• [PROVIDED DATA]:

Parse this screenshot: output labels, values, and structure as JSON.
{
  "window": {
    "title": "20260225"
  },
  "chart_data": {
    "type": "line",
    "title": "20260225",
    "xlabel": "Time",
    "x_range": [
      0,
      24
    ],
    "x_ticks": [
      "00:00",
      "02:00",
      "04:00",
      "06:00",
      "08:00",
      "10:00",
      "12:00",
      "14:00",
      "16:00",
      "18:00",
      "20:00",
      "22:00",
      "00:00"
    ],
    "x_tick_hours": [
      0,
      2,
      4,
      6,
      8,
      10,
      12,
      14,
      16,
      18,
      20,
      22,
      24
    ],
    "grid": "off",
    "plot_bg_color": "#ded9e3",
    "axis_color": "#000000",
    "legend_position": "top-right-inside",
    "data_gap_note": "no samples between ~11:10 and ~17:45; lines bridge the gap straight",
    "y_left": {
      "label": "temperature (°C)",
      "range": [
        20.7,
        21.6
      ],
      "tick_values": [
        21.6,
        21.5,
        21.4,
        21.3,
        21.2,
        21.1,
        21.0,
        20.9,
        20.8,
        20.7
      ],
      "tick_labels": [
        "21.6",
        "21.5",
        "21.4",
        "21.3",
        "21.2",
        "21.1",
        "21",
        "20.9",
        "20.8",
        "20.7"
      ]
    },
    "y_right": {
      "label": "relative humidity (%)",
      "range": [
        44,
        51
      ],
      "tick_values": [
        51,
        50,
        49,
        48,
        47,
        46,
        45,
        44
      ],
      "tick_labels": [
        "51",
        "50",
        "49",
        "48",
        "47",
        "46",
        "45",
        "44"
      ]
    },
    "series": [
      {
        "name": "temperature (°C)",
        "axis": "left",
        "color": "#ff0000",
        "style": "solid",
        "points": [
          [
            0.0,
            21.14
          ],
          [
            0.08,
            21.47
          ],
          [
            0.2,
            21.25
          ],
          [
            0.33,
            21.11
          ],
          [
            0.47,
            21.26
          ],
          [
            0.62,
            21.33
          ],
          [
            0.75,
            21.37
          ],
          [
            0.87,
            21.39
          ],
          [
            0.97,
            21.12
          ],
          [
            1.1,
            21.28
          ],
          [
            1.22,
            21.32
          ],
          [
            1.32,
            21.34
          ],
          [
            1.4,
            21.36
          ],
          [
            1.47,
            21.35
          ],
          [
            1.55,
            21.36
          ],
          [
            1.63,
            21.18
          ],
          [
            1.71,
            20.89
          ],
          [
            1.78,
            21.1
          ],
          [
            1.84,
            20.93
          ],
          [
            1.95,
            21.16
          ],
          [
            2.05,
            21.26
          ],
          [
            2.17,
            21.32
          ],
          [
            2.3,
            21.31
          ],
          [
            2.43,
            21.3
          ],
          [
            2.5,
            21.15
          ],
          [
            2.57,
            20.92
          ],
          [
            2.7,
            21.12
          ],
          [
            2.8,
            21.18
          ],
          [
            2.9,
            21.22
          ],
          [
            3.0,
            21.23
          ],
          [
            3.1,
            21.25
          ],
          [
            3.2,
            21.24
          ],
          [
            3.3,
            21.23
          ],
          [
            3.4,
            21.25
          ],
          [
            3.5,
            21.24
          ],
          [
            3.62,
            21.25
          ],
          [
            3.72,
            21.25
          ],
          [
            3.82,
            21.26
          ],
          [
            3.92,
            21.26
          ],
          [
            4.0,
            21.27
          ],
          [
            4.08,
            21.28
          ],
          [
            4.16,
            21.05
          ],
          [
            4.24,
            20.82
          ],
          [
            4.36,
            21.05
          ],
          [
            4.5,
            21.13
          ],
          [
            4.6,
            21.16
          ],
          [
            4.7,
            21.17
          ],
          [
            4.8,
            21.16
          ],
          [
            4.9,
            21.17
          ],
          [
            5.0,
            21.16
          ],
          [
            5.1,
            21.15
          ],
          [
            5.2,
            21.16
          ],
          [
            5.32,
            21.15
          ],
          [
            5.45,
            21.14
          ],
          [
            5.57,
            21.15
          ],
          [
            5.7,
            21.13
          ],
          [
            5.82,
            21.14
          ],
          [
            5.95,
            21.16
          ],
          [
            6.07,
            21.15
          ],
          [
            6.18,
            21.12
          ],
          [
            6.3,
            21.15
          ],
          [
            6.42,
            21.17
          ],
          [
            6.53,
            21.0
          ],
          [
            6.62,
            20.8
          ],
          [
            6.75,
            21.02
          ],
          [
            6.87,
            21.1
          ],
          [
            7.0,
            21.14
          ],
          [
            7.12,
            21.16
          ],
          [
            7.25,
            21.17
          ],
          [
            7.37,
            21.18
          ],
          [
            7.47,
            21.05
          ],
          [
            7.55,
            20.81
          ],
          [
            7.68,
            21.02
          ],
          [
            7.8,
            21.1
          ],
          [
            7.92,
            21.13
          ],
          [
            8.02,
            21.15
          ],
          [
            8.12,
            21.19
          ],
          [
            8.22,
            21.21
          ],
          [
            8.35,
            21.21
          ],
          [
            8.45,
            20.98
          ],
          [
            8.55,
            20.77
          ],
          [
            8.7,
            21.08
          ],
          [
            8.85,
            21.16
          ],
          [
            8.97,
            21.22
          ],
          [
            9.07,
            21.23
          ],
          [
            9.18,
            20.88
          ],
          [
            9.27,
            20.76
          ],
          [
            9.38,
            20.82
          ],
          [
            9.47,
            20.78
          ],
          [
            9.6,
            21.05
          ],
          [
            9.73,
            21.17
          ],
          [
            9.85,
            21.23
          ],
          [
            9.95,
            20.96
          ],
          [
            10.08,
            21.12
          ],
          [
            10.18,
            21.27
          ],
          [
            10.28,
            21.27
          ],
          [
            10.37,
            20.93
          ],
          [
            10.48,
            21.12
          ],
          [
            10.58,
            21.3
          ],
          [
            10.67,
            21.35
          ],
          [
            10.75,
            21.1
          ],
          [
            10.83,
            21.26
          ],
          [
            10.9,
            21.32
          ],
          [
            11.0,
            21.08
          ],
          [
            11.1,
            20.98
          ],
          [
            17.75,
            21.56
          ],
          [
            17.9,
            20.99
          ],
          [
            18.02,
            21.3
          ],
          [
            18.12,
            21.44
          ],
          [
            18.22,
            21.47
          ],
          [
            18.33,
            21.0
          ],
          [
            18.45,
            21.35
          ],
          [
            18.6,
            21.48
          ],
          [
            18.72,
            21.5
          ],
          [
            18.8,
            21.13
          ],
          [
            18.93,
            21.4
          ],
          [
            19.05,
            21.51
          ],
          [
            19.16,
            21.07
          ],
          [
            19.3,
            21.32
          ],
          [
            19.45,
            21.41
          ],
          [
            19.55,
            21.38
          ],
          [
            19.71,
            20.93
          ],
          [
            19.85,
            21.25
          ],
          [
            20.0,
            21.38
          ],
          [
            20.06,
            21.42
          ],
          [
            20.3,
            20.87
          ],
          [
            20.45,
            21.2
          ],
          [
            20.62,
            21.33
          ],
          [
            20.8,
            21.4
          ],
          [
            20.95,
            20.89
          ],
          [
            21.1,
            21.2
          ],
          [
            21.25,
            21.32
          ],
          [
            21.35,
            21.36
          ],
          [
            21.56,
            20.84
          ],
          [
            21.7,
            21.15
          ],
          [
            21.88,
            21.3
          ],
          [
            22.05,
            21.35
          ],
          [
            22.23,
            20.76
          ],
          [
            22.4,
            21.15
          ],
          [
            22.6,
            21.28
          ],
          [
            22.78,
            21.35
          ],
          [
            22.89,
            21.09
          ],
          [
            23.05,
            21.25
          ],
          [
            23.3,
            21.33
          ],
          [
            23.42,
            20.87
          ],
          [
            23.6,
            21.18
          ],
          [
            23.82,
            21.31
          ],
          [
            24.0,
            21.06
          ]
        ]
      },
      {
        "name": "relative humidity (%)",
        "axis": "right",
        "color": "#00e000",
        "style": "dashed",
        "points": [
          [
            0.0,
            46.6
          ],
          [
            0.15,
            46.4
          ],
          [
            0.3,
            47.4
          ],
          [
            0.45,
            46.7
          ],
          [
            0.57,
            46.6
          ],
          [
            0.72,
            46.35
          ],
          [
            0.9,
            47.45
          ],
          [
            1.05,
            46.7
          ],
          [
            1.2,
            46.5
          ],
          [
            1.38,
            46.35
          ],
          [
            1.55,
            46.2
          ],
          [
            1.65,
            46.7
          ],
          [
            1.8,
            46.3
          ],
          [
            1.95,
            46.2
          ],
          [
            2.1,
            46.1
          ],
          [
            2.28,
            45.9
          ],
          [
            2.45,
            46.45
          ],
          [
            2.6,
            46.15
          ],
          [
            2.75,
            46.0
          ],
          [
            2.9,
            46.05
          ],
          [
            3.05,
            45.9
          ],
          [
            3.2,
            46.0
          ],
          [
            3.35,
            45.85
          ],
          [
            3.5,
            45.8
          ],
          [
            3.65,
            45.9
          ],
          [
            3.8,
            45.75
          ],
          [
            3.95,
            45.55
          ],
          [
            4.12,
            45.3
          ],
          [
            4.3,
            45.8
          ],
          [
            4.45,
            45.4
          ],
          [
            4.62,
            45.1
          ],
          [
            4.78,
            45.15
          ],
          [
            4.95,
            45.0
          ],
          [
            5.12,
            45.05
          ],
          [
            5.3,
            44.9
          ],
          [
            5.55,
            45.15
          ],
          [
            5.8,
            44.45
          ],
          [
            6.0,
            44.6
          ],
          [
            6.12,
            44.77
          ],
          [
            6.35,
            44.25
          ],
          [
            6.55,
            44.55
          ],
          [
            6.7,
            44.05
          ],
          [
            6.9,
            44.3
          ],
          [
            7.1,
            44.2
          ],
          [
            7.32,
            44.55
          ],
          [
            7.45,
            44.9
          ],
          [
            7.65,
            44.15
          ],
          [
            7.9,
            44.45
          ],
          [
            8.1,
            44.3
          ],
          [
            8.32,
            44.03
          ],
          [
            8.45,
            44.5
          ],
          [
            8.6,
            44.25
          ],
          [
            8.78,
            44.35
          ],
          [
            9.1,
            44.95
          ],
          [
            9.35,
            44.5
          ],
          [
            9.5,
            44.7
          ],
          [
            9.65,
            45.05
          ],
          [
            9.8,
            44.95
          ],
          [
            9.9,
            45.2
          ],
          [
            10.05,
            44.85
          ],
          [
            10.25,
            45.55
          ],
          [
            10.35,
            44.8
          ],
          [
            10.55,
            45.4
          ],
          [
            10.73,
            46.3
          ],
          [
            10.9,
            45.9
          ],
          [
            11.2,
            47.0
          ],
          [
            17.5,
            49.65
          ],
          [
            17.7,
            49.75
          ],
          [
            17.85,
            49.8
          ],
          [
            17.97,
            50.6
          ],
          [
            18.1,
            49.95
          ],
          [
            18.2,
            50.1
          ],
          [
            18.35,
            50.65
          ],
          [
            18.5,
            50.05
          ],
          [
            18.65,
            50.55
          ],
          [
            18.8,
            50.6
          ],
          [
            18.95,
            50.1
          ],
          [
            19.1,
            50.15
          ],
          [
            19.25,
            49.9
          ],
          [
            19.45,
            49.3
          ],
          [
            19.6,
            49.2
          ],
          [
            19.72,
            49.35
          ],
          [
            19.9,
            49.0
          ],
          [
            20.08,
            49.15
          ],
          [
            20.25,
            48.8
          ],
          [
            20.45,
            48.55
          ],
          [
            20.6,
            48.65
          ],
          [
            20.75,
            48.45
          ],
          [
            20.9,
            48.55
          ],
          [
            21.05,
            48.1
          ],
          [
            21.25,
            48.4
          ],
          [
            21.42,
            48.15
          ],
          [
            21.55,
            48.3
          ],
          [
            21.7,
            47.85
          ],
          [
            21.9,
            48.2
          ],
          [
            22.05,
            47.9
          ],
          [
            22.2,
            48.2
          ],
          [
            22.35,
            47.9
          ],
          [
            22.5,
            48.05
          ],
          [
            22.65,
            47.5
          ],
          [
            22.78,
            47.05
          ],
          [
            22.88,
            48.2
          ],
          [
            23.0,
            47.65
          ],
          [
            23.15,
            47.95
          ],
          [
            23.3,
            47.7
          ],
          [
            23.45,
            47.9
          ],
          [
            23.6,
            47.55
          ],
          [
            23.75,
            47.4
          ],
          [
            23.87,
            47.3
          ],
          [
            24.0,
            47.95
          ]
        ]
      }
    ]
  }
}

• [YOUR GOAL]: Copy each line from the records above that includes the string "name".

• [RESULT OF THE EXERCISE]:
        "name": "temperature (°C)",
        "name": "relative humidity (%)",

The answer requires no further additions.